Exercise material:
·····

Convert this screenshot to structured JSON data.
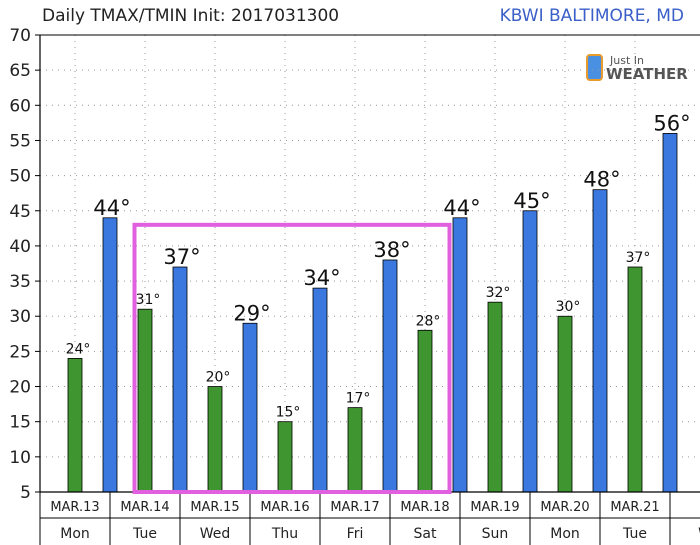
{
  "chart_data": {
    "type": "bar",
    "title": "Daily TMAX/TMIN Init: 2017031300",
    "station": "KBWI BALTIMORE, MD",
    "dates": [
      "MAR.13",
      "MAR.14",
      "MAR.15",
      "MAR.16",
      "MAR.17",
      "MAR.18",
      "MAR.19",
      "MAR.20",
      "MAR.21",
      "M"
    ],
    "weekdays": [
      "Mon",
      "Tue",
      "Wed",
      "Thu",
      "Fri",
      "Sat",
      "Sun",
      "Mon",
      "Tue",
      "W"
    ],
    "yticks": [
      5,
      10,
      15,
      20,
      25,
      30,
      35,
      40,
      45,
      50,
      55,
      60,
      65,
      70
    ],
    "ylim": [
      5,
      70
    ],
    "grid": true,
    "series": [
      {
        "name": "TMAX",
        "color": "#3a78e0",
        "points": [
          {
            "x": 13.5,
            "y": 44,
            "label": "44°"
          },
          {
            "x": 14.5,
            "y": 37,
            "label": "37°"
          },
          {
            "x": 15.5,
            "y": 29,
            "label": "29°"
          },
          {
            "x": 16.5,
            "y": 34,
            "label": "34°"
          },
          {
            "x": 17.5,
            "y": 38,
            "label": "38°"
          },
          {
            "x": 18.5,
            "y": 44,
            "label": "44°"
          },
          {
            "x": 19.5,
            "y": 45,
            "label": "45°"
          },
          {
            "x": 20.5,
            "y": 48,
            "label": "48°"
          },
          {
            "x": 21.5,
            "y": 56,
            "label": "56°"
          }
        ]
      },
      {
        "name": "TMIN",
        "color": "#3f9630",
        "points": [
          {
            "x": 13,
            "y": 24,
            "label": "24°"
          },
          {
            "x": 14,
            "y": 31,
            "label": "31°"
          },
          {
            "x": 15,
            "y": 20,
            "label": "20°"
          },
          {
            "x": 16,
            "y": 15,
            "label": "15°"
          },
          {
            "x": 17,
            "y": 17,
            "label": "17°"
          },
          {
            "x": 18,
            "y": 28,
            "label": "28°"
          },
          {
            "x": 19,
            "y": 32,
            "label": "32°"
          },
          {
            "x": 20,
            "y": 30,
            "label": "30°"
          },
          {
            "x": 21,
            "y": 37,
            "label": "37°"
          }
        ]
      }
    ],
    "highlight": {
      "x_range": [
        13.85,
        18.35
      ],
      "y_range": [
        5,
        43
      ],
      "color": "#e060e0"
    }
  },
  "logo": {
    "line1": "Just In",
    "line2": "WEATHER",
    "icon": "phone-icon"
  }
}
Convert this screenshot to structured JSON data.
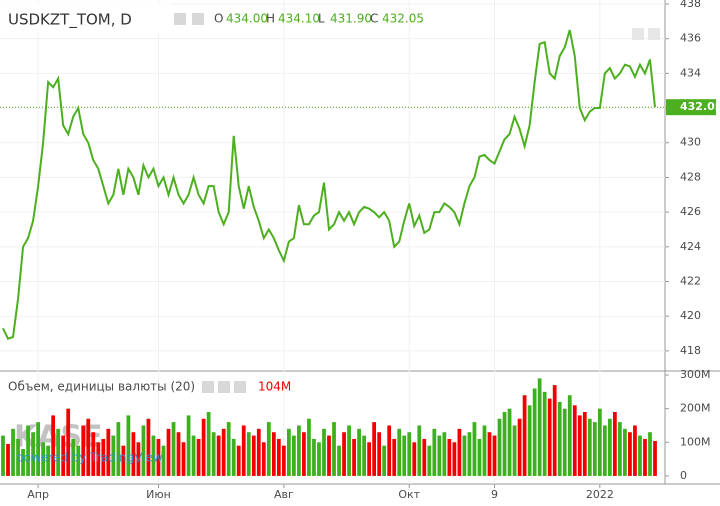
{
  "chart_data": [
    {
      "type": "line",
      "title": "USDKZT_TOM, D",
      "ohlc": [
        {
          "label": "O",
          "value": "434.00"
        },
        {
          "label": "H",
          "value": "434.10"
        },
        {
          "label": "L",
          "value": "431.90"
        },
        {
          "label": "C",
          "value": "432.05"
        }
      ],
      "categories": [
        null,
        null,
        null,
        null,
        null,
        null,
        null,
        "Апр",
        null,
        null,
        null,
        null,
        null,
        null,
        null,
        null,
        null,
        null,
        null,
        null,
        null,
        null,
        null,
        null,
        null,
        null,
        null,
        null,
        null,
        null,
        null,
        "Июн",
        null,
        null,
        null,
        null,
        null,
        null,
        null,
        null,
        null,
        null,
        null,
        null,
        null,
        null,
        null,
        null,
        null,
        null,
        null,
        null,
        null,
        null,
        null,
        null,
        "Авг",
        null,
        null,
        null,
        null,
        null,
        null,
        null,
        null,
        null,
        null,
        null,
        null,
        null,
        null,
        null,
        null,
        null,
        null,
        null,
        null,
        null,
        null,
        null,
        null,
        "Окт",
        null,
        null,
        null,
        null,
        null,
        null,
        null,
        null,
        null,
        null,
        null,
        null,
        null,
        null,
        null,
        null,
        "9",
        null,
        null,
        null,
        null,
        null,
        null,
        null,
        null,
        null,
        null,
        null,
        null,
        null,
        null,
        null,
        null,
        null,
        null,
        null,
        null,
        "2022",
        null,
        null,
        null,
        null,
        null,
        null,
        null,
        null,
        null,
        null,
        null
      ],
      "values": [
        419.3,
        418.7,
        418.8,
        421,
        424,
        424.5,
        425.5,
        427.5,
        430,
        433.5,
        433.2,
        433.7,
        431,
        430.5,
        431.5,
        432,
        430.5,
        430,
        429,
        428.5,
        427.5,
        426.5,
        427,
        428.5,
        427,
        428.5,
        428,
        427,
        428.7,
        428,
        428.5,
        427.5,
        428,
        427,
        428,
        427,
        426.5,
        427,
        428,
        427,
        426.5,
        427.5,
        427.5,
        426,
        425.3,
        426,
        430.4,
        427.5,
        426.2,
        427.5,
        426.3,
        425.5,
        424.5,
        425,
        424.5,
        423.8,
        423.2,
        424.3,
        424.5,
        426.4,
        425.3,
        425.3,
        425.8,
        426,
        427.7,
        425,
        425.3,
        426,
        425.5,
        426,
        425.3,
        426,
        426.3,
        426.2,
        426,
        425.7,
        426,
        425.5,
        424,
        424.3,
        425.5,
        426.5,
        425.2,
        425.8,
        424.8,
        425,
        426,
        426,
        426.5,
        426.3,
        426,
        425.3,
        426.5,
        427.5,
        428,
        429.2,
        429.3,
        429,
        428.8,
        429.5,
        430.2,
        430.5,
        431.5,
        430.8,
        429.8,
        431,
        433.5,
        435.7,
        435.8,
        434,
        433.7,
        435,
        435.5,
        436.5,
        435,
        432,
        431.3,
        431.8,
        432,
        432,
        434,
        434.3,
        433.7,
        434,
        434.5,
        434.4,
        433.8,
        434.5,
        434,
        434.8,
        432.05
      ],
      "color": "#4caf1f",
      "ylim": [
        416.84,
        438.23
      ],
      "yticks": [
        418,
        420,
        422,
        424,
        426,
        428,
        430,
        432,
        434,
        436,
        438
      ],
      "grid": true
    },
    {
      "type": "bar",
      "title": "Объем, единицы валюты (20)",
      "legend_value": "104M",
      "values": [
        120,
        95,
        140,
        110,
        80,
        150,
        130,
        160,
        100,
        90,
        180,
        140,
        120,
        200,
        110,
        90,
        150,
        170,
        130,
        100,
        110,
        140,
        120,
        160,
        90,
        180,
        130,
        100,
        150,
        170,
        120,
        110,
        90,
        140,
        160,
        130,
        100,
        180,
        120,
        110,
        170,
        190,
        130,
        120,
        140,
        160,
        110,
        90,
        150,
        130,
        120,
        140,
        100,
        160,
        130,
        110,
        90,
        140,
        120,
        150,
        130,
        170,
        110,
        100,
        140,
        120,
        160,
        90,
        130,
        150,
        110,
        140,
        120,
        100,
        160,
        130,
        90,
        150,
        110,
        140,
        120,
        130,
        100,
        150,
        110,
        90,
        140,
        120,
        130,
        110,
        100,
        140,
        120,
        130,
        160,
        110,
        150,
        130,
        120,
        170,
        190,
        200,
        150,
        170,
        240,
        210,
        260,
        290,
        250,
        230,
        270,
        220,
        200,
        240,
        210,
        180,
        190,
        170,
        160,
        200,
        150,
        170,
        190,
        160,
        140,
        130,
        150,
        120,
        110,
        130,
        104
      ],
      "up_color": "#3cb01e",
      "down_color": "#f20000",
      "ylim": [
        -24,
        312
      ],
      "yticks": [
        0,
        {
          "value": 100,
          "label": "100M"
        },
        {
          "value": 200,
          "label": "200M"
        },
        {
          "value": 300,
          "label": "300M"
        }
      ],
      "watermark": [
        "KASE",
        "powered by TradingView"
      ]
    }
  ]
}
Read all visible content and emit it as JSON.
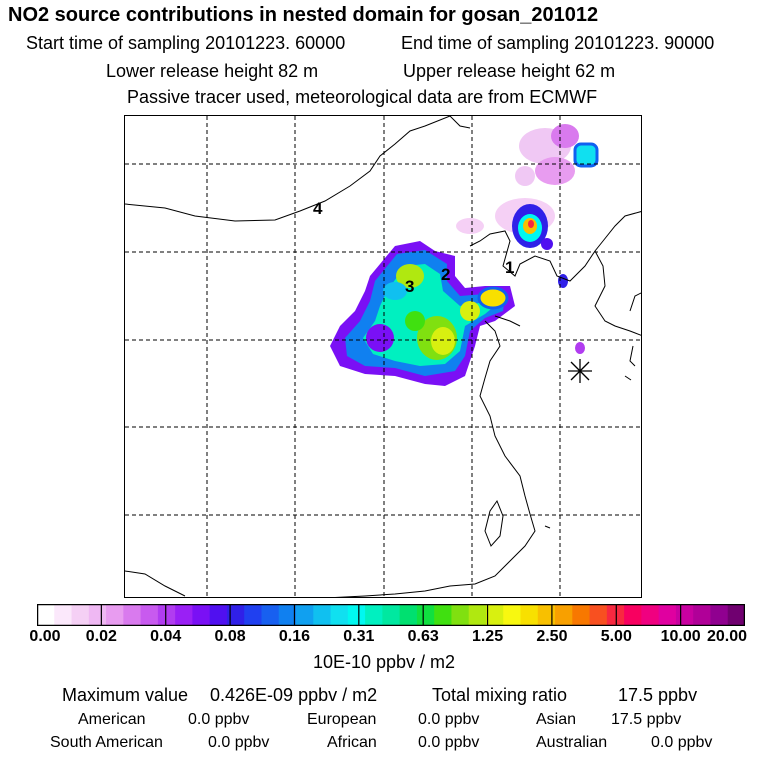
{
  "header": {
    "title": "NO2 source contributions in nested domain for gosan_201012",
    "start_label": "Start time of sampling 20101223. 60000",
    "end_label": "End time of sampling 20101223. 90000",
    "lower_label": "Lower release height   82 m",
    "upper_label": "Upper release height   62 m",
    "tracer_note": "Passive tracer used, meteorological data are from ECMWF"
  },
  "map": {
    "region_labels": [
      "1",
      "2",
      "3",
      "4"
    ],
    "site_marker": "asterisk-icon"
  },
  "colorbar": {
    "tick_labels": [
      "0.00",
      "0.02",
      "0.04",
      "0.08",
      "0.16",
      "0.31",
      "0.63",
      "1.25",
      "2.50",
      "5.00",
      "10.00",
      "20.00"
    ],
    "units": "10E-10 ppbv / m2",
    "colors": [
      "#ffffff",
      "#fbe8fb",
      "#f5d0f5",
      "#efb8f3",
      "#e89cf0",
      "#d97aee",
      "#c85aef",
      "#b13cf0",
      "#9a20f5",
      "#7a10f5",
      "#5010f0",
      "#3020e8",
      "#2040f0",
      "#1860f0",
      "#1080f0",
      "#10a0f0",
      "#10c0f0",
      "#10e0f0",
      "#00f8f0",
      "#00f0c0",
      "#00e8a0",
      "#00e070",
      "#10e040",
      "#40e010",
      "#80e010",
      "#b0e810",
      "#d8f010",
      "#f8f810",
      "#f8e000",
      "#f8c000",
      "#f8a000",
      "#f87800",
      "#f85020",
      "#f82840",
      "#f80060",
      "#f00080",
      "#e000a0",
      "#c800a0",
      "#b00098",
      "#900090",
      "#700070"
    ]
  },
  "summary": {
    "max_label": "Maximum value",
    "max_value": "0.426E-09 ppbv / m2",
    "total_label": "Total mixing ratio",
    "total_value": "17.5 ppbv",
    "contributions": [
      {
        "name": "American",
        "value": "0.0 ppbv"
      },
      {
        "name": "European",
        "value": "0.0 ppbv"
      },
      {
        "name": "Asian",
        "value": "17.5 ppbv"
      },
      {
        "name": "South American",
        "value": "0.0 ppbv"
      },
      {
        "name": "African",
        "value": "0.0 ppbv"
      },
      {
        "name": "Australian",
        "value": "0.0 ppbv"
      }
    ]
  }
}
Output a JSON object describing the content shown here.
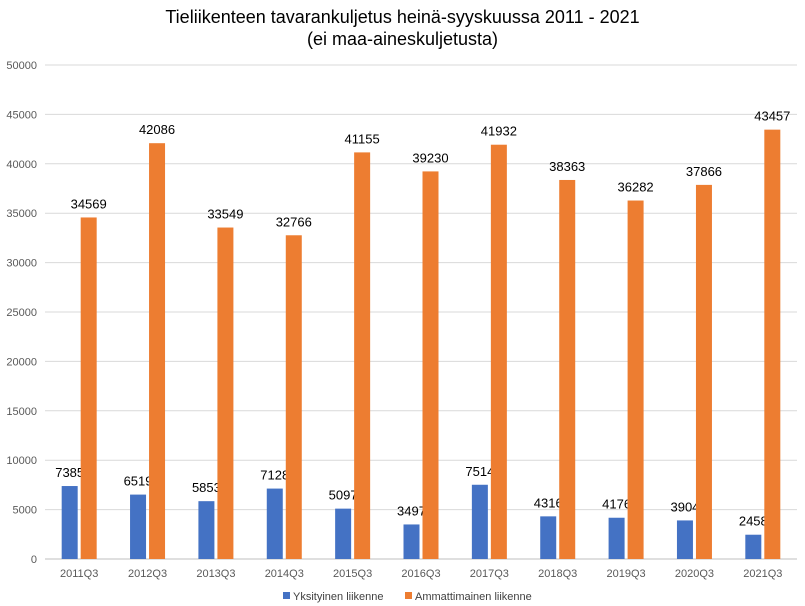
{
  "chart_data": {
    "type": "bar",
    "title": "Tieliikenteen tavarankuljetus heinä-syyskuussa 2011 - 2021",
    "subtitle": "(ei maa-aineskuljetusta)",
    "categories": [
      "2011Q3",
      "2012Q3",
      "2013Q3",
      "2014Q3",
      "2015Q3",
      "2016Q3",
      "2017Q3",
      "2018Q3",
      "2019Q3",
      "2020Q3",
      "2021Q3"
    ],
    "series": [
      {
        "name": "Yksityinen liikenne",
        "color": "#4472c4",
        "values": [
          7385,
          6519,
          5853,
          7128,
          5097,
          3497,
          7514,
          4316,
          4176,
          3904,
          2458
        ]
      },
      {
        "name": "Ammattimainen liikenne",
        "color": "#ed7d31",
        "values": [
          34569,
          42086,
          33549,
          32766,
          41155,
          39230,
          41932,
          38363,
          36282,
          37866,
          43457
        ]
      }
    ],
    "ylim": [
      0,
      50000
    ],
    "yticks": [
      "0",
      "5000",
      "10000",
      "15000",
      "20000",
      "25000",
      "30000",
      "35000",
      "40000",
      "45000",
      "50000"
    ],
    "grid": true,
    "legend_position": "bottom"
  }
}
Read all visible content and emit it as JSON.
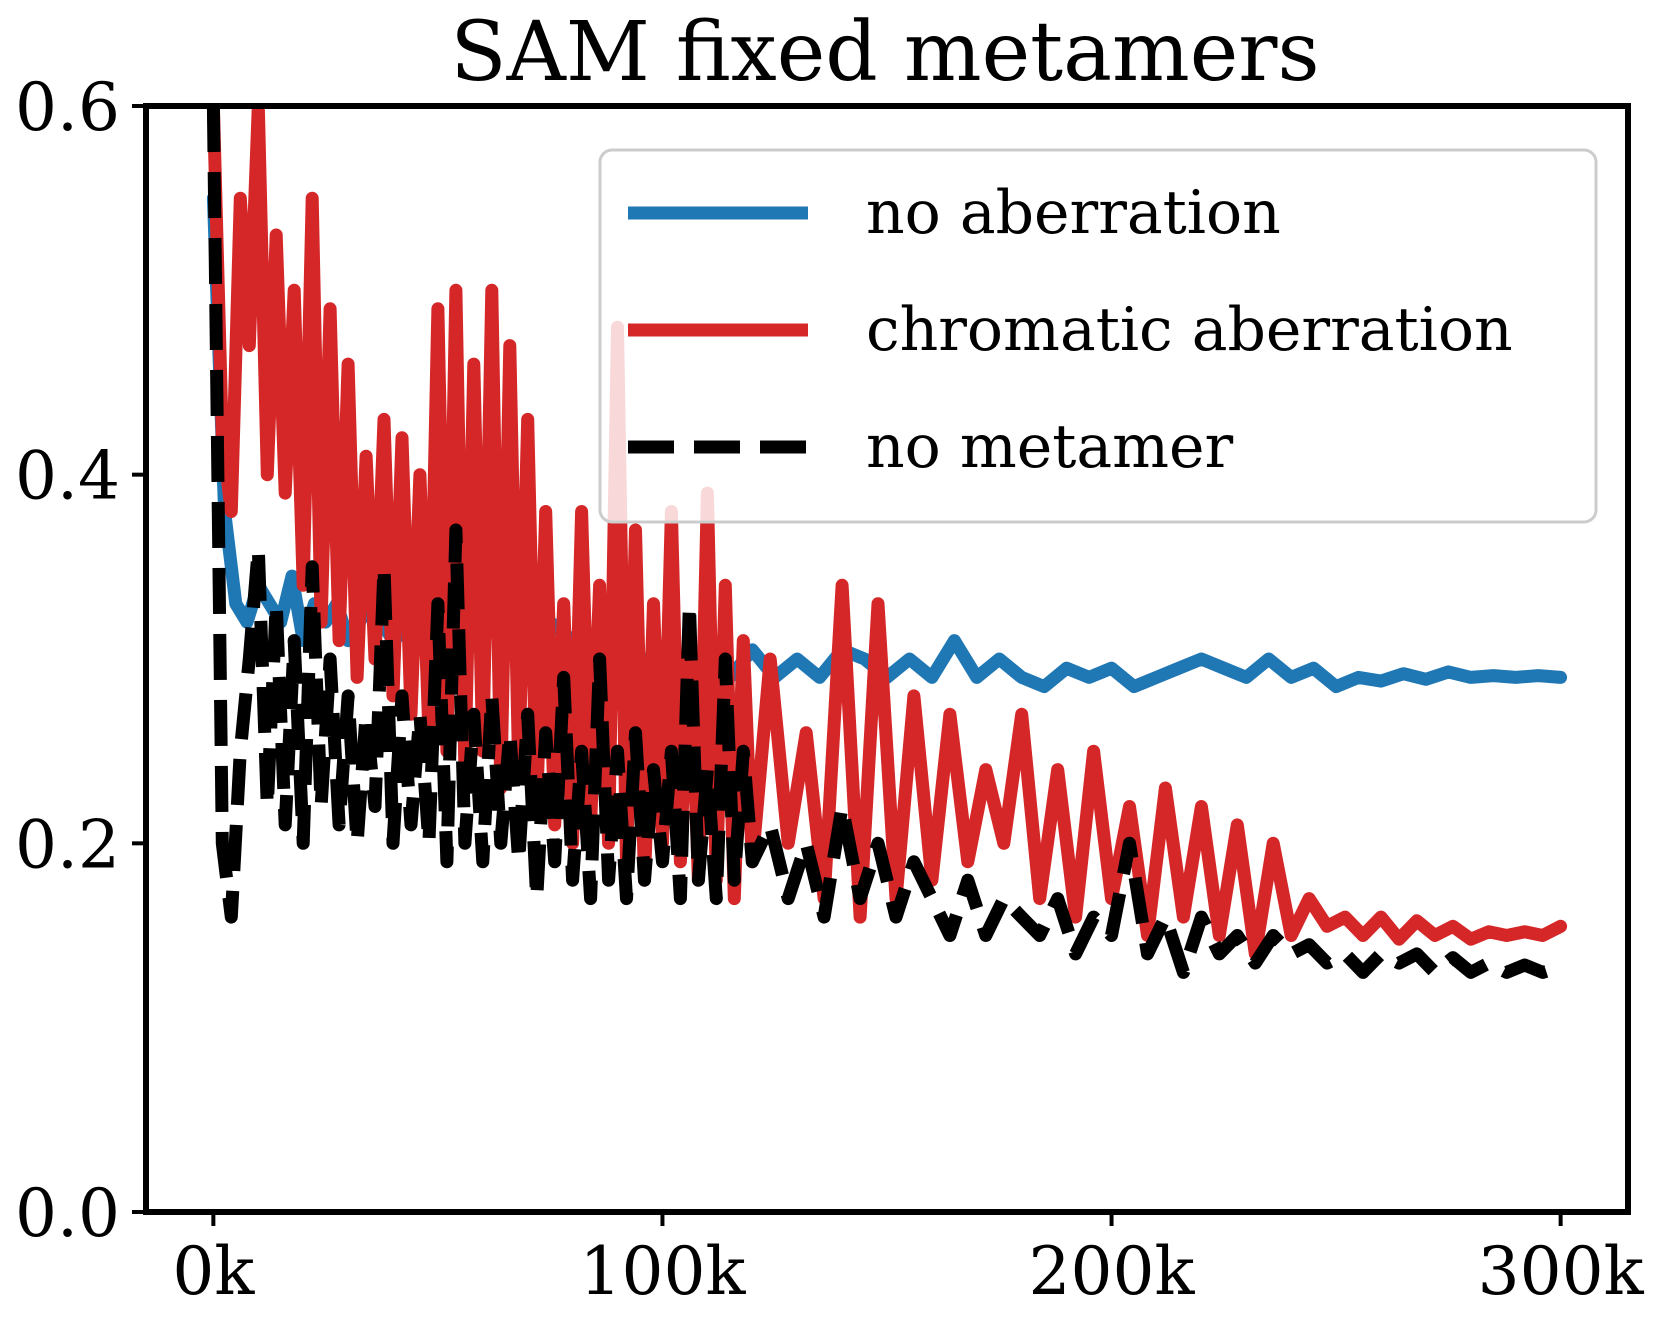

·····

Your objective: Gather up every line from the listing above in which the word "height" occurs.

Answer to this problem:
    "lower_label": "Lower release height   82 m",
    "upper_label": "Upper release height   62 m",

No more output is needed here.